- Dataset content -
........

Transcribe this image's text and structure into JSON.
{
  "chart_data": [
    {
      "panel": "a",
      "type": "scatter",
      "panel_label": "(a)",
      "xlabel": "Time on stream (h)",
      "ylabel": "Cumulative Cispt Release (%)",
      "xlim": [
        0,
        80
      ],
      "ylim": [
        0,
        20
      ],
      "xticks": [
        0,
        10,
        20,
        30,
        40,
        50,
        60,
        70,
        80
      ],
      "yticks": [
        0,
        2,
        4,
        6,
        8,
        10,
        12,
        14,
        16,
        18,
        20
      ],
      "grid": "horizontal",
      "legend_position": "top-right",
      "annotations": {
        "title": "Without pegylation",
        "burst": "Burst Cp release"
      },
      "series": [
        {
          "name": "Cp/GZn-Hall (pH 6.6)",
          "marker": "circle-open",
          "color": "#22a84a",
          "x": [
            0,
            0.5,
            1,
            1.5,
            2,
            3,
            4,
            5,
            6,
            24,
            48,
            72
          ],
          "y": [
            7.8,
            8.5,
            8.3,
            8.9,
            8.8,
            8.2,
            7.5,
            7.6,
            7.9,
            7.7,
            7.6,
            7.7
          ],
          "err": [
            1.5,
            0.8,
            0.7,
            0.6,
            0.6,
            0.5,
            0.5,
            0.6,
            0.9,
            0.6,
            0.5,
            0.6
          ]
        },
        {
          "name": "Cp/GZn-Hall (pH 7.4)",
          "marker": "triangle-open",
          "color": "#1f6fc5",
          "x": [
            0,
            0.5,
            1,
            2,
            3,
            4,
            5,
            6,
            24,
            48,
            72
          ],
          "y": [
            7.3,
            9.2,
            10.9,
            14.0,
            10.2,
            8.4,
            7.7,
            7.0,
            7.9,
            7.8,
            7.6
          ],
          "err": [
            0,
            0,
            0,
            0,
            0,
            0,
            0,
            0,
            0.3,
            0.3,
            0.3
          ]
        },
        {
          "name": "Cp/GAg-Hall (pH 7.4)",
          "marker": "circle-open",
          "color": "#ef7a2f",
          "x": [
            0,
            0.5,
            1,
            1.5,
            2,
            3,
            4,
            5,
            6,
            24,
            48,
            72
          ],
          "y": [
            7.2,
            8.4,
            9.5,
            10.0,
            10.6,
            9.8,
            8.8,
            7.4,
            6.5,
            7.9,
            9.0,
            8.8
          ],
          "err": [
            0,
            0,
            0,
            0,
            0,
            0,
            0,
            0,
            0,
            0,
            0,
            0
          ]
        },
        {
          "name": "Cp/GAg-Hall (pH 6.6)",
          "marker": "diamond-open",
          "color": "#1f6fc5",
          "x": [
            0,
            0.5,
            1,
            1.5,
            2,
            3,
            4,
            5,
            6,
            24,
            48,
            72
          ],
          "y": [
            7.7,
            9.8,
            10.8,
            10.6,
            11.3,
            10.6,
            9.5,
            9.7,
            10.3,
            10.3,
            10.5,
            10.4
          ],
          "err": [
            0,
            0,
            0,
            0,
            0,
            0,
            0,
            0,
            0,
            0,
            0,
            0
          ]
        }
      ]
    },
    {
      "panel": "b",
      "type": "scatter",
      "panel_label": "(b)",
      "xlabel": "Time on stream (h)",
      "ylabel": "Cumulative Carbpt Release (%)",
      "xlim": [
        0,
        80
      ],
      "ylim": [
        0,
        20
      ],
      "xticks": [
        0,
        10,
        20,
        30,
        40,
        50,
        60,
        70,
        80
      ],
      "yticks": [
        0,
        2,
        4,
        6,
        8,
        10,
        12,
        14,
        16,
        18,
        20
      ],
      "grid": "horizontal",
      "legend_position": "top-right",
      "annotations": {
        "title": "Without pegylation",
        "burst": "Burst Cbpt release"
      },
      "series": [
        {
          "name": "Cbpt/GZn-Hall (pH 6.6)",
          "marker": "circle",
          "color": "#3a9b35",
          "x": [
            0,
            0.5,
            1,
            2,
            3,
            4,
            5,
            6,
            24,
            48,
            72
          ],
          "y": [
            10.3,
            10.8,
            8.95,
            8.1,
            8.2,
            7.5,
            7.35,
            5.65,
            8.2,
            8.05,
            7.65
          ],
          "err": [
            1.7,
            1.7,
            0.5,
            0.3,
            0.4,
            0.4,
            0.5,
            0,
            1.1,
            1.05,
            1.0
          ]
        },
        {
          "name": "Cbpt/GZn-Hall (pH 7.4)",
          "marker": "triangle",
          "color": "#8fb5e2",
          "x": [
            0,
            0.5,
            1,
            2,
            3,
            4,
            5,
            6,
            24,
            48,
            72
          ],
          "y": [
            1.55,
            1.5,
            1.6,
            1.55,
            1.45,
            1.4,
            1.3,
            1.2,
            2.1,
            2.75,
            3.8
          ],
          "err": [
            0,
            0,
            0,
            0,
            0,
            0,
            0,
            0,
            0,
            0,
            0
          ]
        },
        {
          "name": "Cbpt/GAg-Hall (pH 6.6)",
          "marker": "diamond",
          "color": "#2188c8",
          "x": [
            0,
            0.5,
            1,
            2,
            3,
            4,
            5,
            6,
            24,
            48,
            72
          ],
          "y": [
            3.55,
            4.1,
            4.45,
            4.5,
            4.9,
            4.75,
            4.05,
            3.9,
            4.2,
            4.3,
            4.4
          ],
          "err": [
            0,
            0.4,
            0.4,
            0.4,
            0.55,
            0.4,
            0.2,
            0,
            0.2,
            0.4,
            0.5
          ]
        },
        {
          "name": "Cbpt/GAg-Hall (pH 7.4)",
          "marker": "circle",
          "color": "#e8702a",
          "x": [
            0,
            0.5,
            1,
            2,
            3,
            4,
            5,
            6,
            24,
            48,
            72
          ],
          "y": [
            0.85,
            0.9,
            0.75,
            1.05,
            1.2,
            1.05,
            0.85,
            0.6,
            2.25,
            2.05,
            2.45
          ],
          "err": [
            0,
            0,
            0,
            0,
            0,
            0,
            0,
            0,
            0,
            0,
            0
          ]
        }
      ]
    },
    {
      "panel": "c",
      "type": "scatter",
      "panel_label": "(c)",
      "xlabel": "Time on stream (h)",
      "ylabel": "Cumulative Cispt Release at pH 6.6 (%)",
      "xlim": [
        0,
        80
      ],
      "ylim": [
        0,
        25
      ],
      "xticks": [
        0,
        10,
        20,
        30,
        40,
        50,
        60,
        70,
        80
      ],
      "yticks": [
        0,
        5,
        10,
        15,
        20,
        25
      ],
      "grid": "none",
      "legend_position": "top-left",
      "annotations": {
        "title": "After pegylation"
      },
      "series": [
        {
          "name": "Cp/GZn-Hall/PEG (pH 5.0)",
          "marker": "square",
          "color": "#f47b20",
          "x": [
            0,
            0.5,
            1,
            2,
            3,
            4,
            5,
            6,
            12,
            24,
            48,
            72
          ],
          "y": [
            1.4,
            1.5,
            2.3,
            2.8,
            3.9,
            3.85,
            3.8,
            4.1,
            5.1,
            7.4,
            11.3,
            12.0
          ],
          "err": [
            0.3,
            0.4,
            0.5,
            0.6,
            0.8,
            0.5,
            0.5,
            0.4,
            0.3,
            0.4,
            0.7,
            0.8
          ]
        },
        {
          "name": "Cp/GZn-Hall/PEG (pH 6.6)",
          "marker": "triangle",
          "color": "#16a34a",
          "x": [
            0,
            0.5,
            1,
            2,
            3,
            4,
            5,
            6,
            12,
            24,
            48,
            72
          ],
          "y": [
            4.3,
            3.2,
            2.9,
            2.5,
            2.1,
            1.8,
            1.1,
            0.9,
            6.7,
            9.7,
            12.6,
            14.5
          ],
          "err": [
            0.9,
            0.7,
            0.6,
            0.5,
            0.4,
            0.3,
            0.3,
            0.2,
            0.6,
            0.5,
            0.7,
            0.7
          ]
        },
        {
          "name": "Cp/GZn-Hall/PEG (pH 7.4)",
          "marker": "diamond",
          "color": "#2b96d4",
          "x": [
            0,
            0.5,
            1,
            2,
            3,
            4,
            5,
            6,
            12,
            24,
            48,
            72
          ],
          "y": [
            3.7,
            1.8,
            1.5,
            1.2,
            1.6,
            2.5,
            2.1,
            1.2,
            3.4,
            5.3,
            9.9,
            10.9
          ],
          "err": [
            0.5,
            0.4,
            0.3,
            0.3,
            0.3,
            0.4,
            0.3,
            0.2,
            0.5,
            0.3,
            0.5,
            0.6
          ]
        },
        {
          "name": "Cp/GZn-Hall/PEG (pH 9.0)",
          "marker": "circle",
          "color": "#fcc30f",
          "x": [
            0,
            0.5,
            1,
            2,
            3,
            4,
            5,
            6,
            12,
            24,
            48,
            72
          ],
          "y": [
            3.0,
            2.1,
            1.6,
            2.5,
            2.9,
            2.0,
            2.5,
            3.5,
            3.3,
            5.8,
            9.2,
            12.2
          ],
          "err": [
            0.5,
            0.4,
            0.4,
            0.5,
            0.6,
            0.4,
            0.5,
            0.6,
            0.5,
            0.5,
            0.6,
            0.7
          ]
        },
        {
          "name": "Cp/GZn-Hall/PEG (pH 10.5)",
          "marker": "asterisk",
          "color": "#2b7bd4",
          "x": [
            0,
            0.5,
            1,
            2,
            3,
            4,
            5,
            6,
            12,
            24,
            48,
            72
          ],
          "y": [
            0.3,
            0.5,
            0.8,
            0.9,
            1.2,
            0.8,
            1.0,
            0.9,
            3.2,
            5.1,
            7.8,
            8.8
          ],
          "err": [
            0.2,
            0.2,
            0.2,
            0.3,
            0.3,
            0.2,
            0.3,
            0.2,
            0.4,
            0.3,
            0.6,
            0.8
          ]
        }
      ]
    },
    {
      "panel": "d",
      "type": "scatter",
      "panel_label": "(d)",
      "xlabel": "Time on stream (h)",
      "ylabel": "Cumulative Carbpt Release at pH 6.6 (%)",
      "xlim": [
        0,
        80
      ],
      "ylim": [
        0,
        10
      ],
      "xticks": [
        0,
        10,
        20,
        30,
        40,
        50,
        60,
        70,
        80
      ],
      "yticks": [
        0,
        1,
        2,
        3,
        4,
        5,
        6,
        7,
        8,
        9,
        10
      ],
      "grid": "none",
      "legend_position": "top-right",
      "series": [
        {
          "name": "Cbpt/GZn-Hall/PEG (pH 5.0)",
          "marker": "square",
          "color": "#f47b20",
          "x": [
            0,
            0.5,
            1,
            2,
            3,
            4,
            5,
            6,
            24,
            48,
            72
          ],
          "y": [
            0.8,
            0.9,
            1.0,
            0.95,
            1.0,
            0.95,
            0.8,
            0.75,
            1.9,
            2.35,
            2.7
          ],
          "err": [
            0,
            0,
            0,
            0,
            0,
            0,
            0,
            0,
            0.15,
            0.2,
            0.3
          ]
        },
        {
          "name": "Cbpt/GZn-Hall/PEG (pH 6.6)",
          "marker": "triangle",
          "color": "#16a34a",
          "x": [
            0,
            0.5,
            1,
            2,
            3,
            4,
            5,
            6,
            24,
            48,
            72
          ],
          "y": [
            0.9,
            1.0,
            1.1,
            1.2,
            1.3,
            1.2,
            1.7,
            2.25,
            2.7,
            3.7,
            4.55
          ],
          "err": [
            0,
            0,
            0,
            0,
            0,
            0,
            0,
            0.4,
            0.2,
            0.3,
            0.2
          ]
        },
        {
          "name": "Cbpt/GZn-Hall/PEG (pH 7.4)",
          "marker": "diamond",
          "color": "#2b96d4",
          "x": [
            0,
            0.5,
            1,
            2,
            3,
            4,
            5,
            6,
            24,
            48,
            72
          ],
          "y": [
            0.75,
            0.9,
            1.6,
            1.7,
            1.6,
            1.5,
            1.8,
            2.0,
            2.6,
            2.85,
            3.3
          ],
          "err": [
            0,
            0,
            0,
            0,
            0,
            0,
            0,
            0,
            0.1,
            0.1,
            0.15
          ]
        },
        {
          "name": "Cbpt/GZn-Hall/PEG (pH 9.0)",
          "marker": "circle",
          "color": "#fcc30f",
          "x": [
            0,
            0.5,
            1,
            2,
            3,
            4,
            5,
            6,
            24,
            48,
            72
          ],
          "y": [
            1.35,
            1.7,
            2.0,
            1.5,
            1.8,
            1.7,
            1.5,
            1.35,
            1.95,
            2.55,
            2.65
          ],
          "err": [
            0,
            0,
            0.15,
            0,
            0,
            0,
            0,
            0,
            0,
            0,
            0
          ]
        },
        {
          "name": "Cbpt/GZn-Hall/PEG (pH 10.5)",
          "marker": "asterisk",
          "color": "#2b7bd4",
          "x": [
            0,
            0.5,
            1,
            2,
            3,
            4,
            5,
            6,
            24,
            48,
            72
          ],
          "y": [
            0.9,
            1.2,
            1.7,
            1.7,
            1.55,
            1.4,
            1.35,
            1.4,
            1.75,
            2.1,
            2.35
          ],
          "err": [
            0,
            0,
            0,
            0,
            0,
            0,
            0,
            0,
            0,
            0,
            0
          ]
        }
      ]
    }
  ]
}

........

- What is required -
Search the preceding listing for the word "open" and pull out every line that holds it.

- Answer -
          "marker": "circle-open",
          "marker": "triangle-open",
          "marker": "circle-open",
          "marker": "diamond-open",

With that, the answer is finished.